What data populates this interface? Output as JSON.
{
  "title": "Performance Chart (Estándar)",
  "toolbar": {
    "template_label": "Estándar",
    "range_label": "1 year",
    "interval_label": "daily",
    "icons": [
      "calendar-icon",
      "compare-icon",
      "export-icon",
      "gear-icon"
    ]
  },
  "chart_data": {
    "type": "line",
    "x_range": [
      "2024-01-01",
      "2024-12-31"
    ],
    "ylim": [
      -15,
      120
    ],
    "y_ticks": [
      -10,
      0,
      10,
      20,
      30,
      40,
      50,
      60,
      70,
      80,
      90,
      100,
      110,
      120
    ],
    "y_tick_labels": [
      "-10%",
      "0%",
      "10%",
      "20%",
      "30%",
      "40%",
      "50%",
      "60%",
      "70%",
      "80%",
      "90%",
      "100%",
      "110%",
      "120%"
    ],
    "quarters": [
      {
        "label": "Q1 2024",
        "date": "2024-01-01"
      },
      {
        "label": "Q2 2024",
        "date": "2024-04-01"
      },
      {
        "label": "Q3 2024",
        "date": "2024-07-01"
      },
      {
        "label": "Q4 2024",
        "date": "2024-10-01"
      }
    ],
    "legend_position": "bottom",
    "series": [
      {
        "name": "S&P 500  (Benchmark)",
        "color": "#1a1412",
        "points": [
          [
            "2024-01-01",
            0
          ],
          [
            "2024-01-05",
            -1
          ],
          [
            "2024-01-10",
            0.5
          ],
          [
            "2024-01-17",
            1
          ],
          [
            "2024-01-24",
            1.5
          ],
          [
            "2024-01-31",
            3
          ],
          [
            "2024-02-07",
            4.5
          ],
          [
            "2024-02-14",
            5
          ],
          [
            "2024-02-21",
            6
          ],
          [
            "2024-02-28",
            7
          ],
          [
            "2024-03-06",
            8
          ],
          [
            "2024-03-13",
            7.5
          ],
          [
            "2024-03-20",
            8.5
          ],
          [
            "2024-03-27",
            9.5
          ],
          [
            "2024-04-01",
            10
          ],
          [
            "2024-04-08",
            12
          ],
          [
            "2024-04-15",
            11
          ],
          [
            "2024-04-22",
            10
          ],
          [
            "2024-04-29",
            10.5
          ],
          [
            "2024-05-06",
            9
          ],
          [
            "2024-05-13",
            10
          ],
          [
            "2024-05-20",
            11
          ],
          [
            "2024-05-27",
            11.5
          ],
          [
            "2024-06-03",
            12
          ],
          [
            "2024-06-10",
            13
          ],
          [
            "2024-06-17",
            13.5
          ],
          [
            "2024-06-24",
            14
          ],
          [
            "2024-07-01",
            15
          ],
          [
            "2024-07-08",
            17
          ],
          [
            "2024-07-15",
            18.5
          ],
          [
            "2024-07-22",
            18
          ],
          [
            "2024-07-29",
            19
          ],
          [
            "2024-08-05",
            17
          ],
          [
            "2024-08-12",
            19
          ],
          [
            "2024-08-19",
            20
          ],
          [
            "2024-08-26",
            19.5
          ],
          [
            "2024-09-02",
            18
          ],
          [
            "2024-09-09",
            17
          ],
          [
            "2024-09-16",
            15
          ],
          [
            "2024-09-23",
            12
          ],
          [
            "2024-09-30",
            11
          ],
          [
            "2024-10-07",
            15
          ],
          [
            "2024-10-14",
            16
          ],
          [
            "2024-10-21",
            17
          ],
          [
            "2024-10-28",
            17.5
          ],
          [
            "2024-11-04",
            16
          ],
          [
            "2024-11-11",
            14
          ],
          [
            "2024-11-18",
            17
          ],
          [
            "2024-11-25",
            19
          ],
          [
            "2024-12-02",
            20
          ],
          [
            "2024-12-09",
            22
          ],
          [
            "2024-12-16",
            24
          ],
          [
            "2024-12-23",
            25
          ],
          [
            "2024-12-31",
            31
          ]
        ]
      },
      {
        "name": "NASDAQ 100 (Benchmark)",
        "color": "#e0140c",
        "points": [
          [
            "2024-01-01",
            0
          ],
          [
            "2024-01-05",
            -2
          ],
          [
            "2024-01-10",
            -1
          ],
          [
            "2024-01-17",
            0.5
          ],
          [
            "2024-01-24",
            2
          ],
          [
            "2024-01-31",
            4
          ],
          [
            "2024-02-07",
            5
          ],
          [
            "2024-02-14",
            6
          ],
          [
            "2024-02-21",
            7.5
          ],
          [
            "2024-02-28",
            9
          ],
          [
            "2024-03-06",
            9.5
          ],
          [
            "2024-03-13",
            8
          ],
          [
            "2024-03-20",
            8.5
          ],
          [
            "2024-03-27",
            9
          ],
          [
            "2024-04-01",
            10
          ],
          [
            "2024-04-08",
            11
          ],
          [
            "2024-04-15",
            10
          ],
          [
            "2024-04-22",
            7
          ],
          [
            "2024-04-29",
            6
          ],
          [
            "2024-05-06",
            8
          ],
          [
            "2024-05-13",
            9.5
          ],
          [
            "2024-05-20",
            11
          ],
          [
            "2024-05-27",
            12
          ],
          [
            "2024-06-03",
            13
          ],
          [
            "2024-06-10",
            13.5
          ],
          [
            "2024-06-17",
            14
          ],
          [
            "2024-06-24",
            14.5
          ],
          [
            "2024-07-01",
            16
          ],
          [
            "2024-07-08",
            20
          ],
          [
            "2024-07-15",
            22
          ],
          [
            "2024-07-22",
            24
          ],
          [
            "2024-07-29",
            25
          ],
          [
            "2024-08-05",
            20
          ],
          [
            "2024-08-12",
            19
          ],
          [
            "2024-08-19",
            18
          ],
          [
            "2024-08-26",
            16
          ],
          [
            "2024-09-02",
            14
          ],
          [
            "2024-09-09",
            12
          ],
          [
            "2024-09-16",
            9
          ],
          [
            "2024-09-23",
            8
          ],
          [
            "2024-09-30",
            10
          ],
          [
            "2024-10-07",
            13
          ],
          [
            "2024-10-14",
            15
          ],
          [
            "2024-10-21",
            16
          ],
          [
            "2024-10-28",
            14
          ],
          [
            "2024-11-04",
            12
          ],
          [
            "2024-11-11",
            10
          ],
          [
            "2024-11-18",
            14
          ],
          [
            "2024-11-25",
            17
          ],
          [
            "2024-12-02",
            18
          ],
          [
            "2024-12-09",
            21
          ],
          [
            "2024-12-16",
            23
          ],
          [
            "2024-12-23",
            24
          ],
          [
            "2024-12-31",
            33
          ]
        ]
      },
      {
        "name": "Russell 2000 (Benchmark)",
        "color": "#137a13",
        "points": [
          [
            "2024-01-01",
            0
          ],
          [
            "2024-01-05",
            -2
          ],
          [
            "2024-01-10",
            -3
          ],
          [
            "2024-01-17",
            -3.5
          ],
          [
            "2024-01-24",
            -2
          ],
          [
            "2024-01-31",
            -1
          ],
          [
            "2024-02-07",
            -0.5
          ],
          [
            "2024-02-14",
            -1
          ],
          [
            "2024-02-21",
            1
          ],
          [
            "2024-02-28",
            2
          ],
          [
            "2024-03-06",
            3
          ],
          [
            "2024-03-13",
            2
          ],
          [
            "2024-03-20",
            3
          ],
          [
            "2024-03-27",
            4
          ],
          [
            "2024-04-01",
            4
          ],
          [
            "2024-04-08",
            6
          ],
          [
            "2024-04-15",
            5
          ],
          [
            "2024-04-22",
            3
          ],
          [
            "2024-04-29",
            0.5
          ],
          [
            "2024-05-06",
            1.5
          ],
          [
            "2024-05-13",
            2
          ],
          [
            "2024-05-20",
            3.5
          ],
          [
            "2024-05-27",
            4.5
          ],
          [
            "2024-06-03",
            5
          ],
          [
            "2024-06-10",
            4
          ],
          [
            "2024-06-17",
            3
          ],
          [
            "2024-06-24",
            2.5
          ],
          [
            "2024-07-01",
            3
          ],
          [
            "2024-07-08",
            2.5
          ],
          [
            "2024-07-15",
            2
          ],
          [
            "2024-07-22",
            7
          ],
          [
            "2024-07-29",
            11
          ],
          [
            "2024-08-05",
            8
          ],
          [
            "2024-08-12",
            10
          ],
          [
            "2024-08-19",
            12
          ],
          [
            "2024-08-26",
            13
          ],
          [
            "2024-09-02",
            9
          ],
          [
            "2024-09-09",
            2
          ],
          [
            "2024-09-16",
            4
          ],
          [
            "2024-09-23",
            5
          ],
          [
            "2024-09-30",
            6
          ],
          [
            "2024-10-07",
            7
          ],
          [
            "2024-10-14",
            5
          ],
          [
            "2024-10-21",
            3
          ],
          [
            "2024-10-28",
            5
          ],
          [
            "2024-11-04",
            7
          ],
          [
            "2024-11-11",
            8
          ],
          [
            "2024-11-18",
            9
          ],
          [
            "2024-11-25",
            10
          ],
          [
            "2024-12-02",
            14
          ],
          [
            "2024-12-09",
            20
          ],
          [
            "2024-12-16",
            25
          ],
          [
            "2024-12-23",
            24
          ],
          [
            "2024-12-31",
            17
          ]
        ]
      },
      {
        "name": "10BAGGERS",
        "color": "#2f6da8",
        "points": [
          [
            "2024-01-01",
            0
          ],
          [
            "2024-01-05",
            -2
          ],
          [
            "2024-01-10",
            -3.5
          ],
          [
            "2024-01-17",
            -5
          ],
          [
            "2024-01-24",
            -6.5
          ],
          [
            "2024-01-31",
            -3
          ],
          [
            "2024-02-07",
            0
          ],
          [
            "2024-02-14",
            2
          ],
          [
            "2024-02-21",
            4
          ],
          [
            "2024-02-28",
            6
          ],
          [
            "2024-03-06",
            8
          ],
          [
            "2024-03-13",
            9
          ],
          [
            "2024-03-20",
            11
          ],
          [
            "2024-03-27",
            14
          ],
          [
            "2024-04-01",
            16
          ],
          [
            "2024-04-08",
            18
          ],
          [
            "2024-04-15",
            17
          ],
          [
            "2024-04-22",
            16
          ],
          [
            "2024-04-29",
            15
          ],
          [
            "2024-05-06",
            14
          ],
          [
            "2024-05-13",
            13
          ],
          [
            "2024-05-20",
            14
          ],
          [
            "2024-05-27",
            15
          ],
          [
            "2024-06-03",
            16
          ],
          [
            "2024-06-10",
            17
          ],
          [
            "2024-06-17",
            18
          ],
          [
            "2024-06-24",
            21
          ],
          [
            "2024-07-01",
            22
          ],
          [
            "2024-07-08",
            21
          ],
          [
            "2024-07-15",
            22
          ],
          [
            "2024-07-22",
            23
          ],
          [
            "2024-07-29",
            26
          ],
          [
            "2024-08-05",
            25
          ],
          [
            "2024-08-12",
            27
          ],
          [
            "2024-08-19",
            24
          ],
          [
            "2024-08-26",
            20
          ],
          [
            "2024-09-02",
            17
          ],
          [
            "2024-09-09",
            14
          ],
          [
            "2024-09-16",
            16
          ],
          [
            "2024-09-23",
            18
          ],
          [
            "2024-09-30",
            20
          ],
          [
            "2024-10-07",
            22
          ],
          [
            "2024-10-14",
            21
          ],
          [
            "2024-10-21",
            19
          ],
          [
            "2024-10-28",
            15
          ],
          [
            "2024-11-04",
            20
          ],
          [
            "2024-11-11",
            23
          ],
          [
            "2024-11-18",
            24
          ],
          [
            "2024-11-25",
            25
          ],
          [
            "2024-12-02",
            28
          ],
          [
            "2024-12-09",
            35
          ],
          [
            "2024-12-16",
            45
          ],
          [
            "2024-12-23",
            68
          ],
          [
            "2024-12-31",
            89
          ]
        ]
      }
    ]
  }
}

###

PROBLEM REQUIREMENTS:
Of the lines in the data, how many contain the word "Benchmark"? Provide the number and nothing further.

RESULT OF THE EXERCISE:
3